Schreib die Daten von der Zeile mit „tick-label-right-2: 2 — [352, 407, 360, 422]“ bis einschließlich der Zeile mit „bar-left-obcina-11 — [123, 258, 254, 273]“ als nummerierte Liste um und lass dabei Leerzeilen weg.

--------------------------------

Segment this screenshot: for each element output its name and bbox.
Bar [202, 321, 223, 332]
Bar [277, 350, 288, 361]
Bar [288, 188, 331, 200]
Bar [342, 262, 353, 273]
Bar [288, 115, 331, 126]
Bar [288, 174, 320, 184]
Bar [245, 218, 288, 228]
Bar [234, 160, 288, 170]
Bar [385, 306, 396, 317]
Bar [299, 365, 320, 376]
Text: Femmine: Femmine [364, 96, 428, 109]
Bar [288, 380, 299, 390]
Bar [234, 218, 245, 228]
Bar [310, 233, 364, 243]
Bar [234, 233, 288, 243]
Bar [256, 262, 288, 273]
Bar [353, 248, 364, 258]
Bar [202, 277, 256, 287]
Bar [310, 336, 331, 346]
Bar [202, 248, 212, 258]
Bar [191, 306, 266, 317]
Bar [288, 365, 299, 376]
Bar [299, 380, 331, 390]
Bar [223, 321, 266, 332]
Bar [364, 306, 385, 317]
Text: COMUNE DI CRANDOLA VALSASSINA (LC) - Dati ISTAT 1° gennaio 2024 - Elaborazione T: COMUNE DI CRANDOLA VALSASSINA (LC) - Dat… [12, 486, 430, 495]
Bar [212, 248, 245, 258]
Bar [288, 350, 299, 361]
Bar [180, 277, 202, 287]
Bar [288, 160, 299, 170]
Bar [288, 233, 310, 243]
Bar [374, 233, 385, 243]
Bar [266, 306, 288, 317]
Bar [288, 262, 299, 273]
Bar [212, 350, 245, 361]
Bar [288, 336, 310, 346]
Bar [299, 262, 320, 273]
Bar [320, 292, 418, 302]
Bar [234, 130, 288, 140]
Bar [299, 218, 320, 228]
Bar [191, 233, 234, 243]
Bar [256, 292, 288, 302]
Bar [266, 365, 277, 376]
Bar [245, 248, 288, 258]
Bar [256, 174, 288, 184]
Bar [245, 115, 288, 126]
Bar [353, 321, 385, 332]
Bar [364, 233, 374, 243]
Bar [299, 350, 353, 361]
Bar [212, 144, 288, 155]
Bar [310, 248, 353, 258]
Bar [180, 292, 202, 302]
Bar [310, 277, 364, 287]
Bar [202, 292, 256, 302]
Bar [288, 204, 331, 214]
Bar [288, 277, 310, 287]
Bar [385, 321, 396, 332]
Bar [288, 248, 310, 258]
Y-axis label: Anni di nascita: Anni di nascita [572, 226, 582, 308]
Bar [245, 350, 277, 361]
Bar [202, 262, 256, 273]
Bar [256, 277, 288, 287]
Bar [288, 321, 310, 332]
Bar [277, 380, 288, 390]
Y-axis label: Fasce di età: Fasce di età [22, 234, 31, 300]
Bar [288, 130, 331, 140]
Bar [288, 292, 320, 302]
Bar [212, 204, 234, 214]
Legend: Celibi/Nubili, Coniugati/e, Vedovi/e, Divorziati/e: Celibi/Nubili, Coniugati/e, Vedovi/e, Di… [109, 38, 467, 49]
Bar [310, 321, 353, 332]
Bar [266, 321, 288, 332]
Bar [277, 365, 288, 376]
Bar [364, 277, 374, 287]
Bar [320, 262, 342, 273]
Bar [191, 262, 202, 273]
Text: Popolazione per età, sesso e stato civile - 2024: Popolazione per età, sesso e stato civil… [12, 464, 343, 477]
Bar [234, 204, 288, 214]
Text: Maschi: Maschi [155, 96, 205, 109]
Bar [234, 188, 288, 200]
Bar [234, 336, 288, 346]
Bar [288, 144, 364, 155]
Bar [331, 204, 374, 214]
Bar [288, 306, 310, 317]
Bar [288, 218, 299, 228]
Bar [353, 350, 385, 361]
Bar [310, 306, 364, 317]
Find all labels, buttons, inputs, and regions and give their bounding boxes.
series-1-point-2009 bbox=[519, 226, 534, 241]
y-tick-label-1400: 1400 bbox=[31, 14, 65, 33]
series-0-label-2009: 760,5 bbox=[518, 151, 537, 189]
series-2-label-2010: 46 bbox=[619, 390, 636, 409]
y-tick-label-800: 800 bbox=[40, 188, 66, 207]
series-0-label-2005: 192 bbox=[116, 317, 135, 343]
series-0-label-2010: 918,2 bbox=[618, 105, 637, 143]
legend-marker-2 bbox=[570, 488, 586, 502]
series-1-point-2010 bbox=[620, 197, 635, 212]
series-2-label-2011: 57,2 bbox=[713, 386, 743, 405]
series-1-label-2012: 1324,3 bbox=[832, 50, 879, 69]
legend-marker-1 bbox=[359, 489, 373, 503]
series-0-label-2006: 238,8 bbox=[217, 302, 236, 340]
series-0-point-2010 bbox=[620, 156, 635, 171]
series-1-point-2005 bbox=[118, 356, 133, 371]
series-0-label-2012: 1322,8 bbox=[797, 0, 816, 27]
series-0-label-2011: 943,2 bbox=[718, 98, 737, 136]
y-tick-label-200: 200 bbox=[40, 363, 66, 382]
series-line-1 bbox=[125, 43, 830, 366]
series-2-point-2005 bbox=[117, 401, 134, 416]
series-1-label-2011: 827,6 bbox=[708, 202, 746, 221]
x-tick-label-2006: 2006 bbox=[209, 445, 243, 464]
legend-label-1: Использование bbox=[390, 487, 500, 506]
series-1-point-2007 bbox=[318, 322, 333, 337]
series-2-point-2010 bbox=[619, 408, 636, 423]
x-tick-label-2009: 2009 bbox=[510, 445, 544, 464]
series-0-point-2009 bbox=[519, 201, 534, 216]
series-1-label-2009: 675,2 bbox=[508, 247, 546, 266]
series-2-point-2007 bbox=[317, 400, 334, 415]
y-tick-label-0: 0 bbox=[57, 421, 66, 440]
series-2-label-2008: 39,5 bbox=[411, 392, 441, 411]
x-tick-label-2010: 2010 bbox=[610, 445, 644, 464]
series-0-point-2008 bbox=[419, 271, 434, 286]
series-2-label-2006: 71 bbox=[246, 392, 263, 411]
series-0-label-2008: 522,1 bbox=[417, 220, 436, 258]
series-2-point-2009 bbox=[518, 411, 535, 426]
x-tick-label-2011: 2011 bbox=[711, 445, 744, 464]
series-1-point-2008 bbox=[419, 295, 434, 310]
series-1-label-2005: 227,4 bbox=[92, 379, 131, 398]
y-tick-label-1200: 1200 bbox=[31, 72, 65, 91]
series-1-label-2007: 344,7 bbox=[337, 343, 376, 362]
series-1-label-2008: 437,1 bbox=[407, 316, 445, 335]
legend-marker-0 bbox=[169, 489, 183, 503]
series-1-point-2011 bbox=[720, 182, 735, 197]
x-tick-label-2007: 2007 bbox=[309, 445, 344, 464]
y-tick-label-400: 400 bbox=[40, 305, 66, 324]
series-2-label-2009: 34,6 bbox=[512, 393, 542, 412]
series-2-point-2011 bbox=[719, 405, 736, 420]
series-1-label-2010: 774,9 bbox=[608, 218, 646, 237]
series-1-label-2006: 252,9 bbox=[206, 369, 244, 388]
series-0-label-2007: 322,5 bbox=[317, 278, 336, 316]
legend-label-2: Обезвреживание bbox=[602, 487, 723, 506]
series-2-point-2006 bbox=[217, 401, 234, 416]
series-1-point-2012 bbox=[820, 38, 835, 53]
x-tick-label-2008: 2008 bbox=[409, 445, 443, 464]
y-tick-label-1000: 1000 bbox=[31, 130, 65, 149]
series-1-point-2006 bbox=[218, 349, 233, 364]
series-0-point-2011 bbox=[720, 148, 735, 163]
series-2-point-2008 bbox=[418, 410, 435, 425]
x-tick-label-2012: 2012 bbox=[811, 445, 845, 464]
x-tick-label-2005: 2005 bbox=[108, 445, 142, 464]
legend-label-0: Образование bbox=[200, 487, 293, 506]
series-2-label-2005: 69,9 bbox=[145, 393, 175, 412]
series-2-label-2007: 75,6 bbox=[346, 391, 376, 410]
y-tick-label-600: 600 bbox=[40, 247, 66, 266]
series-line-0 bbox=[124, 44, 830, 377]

--------------------------------

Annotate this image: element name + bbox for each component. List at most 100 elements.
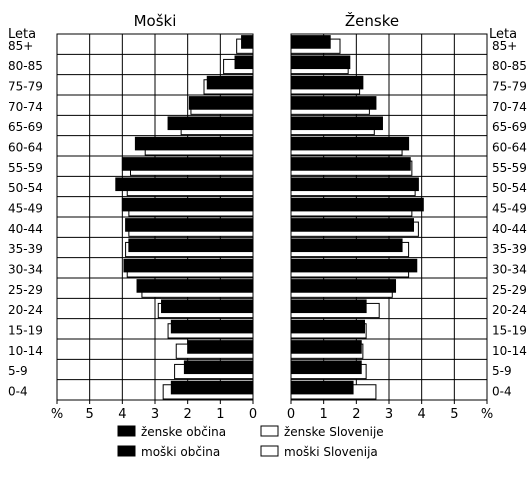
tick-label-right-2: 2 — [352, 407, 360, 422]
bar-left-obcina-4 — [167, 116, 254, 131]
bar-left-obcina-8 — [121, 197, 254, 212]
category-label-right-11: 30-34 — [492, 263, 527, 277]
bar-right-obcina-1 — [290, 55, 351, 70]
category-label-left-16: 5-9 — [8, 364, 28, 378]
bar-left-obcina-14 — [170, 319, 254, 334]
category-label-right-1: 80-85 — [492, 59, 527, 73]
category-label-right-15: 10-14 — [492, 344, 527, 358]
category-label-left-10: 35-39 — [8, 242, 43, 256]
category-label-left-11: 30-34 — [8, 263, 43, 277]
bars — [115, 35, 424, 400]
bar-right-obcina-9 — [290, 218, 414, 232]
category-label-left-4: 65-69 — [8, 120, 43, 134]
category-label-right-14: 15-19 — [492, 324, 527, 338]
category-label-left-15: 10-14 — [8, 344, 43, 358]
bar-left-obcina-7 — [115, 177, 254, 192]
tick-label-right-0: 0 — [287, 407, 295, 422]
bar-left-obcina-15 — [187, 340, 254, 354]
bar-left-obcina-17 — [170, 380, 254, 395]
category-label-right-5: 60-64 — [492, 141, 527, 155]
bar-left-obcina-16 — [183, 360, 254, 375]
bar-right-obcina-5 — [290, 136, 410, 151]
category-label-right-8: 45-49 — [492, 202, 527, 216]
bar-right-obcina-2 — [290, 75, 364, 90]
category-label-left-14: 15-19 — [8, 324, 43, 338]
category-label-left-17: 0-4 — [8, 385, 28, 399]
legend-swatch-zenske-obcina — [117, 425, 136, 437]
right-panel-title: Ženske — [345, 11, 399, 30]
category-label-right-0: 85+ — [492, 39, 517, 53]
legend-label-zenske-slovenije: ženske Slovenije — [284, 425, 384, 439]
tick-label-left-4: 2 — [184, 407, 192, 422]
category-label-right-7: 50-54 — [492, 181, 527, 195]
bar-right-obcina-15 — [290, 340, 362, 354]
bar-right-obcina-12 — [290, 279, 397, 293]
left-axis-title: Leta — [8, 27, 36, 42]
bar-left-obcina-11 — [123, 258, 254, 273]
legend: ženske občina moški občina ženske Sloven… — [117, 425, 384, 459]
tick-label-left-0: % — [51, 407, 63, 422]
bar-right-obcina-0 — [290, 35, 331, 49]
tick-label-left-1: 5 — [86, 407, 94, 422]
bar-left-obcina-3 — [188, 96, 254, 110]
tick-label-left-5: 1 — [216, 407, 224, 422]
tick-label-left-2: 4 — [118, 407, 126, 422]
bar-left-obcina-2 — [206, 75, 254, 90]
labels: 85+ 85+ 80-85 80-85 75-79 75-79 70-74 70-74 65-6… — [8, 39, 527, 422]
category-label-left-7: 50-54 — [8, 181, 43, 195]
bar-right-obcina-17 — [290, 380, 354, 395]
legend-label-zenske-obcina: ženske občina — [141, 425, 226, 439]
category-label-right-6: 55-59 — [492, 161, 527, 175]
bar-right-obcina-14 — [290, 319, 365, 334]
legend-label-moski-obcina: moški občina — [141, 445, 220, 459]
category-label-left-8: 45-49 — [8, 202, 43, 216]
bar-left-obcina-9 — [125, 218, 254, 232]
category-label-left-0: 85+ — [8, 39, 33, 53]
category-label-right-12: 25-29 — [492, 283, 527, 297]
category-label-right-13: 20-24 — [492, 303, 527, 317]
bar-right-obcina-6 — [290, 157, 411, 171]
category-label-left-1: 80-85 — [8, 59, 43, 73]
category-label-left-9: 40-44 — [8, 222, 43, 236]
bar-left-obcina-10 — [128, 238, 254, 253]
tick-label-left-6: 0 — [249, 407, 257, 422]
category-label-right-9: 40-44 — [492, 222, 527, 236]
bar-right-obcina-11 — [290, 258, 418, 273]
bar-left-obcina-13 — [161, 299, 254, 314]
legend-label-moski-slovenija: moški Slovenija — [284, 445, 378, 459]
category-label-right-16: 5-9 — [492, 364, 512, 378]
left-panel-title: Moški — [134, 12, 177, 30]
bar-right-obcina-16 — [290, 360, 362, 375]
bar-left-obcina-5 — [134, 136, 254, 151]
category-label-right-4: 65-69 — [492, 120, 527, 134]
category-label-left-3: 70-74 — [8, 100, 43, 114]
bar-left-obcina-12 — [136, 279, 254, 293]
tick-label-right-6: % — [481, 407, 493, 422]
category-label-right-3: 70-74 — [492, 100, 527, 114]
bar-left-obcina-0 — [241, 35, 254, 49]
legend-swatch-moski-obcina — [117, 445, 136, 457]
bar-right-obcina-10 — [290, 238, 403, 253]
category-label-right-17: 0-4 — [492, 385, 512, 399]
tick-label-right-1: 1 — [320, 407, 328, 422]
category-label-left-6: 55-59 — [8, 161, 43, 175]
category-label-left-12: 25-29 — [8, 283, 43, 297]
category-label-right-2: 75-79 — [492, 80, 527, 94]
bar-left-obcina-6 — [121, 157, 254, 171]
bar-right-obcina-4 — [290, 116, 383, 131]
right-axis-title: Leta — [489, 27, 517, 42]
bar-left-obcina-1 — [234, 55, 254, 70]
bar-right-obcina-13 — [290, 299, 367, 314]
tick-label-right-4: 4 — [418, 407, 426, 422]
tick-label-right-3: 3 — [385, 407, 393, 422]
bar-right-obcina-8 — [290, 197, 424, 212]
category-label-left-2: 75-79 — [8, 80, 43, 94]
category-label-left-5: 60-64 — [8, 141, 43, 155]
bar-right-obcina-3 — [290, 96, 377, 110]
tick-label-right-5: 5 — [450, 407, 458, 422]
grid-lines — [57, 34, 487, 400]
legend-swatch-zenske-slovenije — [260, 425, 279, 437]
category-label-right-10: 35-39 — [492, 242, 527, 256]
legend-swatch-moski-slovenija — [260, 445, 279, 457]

--------------------------------

→ **LÖSUNG**:
1. tick-label-right-2: 2 — [352, 407, 360, 422]
2. bar-left-obcina-4 — [167, 116, 254, 131]
3. bar-left-obcina-8 — [121, 197, 254, 212]
4. category-label-right-11: 30-34 — [492, 263, 527, 277]
5. bar-right-obcina-1 — [290, 55, 351, 70]
6. category-label-left-16: 5-9 — [8, 364, 28, 378]
7. bar-left-obcina-14 — [170, 319, 254, 334]
8. category-label-right-1: 80-85 — [492, 59, 527, 73]
9. category-label-right-15: 10-14 — [492, 344, 527, 358]
10. category-label-left-10: 35-39 — [8, 242, 43, 256]
11. category-label-left-11: 30-34 — [8, 263, 43, 277]
12. bars — [115, 35, 424, 400]
13. bar-right-obcina-9 — [290, 218, 414, 232]
14. category-label-left-4: 65-69 — [8, 120, 43, 134]
15. category-label-right-14: 15-19 — [492, 324, 527, 338]
16. category-label-left-15: 10-14 — [8, 344, 43, 358]
17. bar-left-obcina-7 — [115, 177, 254, 192]
18. tick-label-right-0: 0 — [287, 407, 295, 422]
19. bar-left-obcina-15 — [187, 340, 254, 354]
20. bar-left-obcina-17 — [170, 380, 254, 395]
21. category-label-right-5: 60-64 — [492, 141, 527, 155]
22. bar-left-obcina-16 — [183, 360, 254, 375]
23. bar-right-obcina-5 — [290, 136, 410, 151]
24. category-label-right-8: 45-49 — [492, 202, 527, 216]
25. bar-right-obcina-2 — [290, 75, 364, 90]
26. category-label-left-14: 15-19 — [8, 324, 43, 338]
27. category-label-left-17: 0-4 — [8, 385, 28, 399]
28. legend-swatch-zenske-obcina — [117, 425, 136, 437]
29. right-panel-title: Ženske — [345, 11, 399, 30]
30. category-label-right-0: 85+ — [492, 39, 517, 53]
31. legend-label-zenske-slovenije: ženske Slovenije — [284, 425, 384, 439]
32. tick-label-left-4: 2 — [184, 407, 192, 422]
33. category-label-right-7: 50-54 — [492, 181, 527, 195]
34. bar-right-obcina-15 — [290, 340, 362, 354]
35. bar-right-obcina-12 — [290, 279, 397, 293]
36. left-axis-title: Leta — [8, 27, 36, 42]
37. bar-left-obcina-11 — [123, 258, 254, 273]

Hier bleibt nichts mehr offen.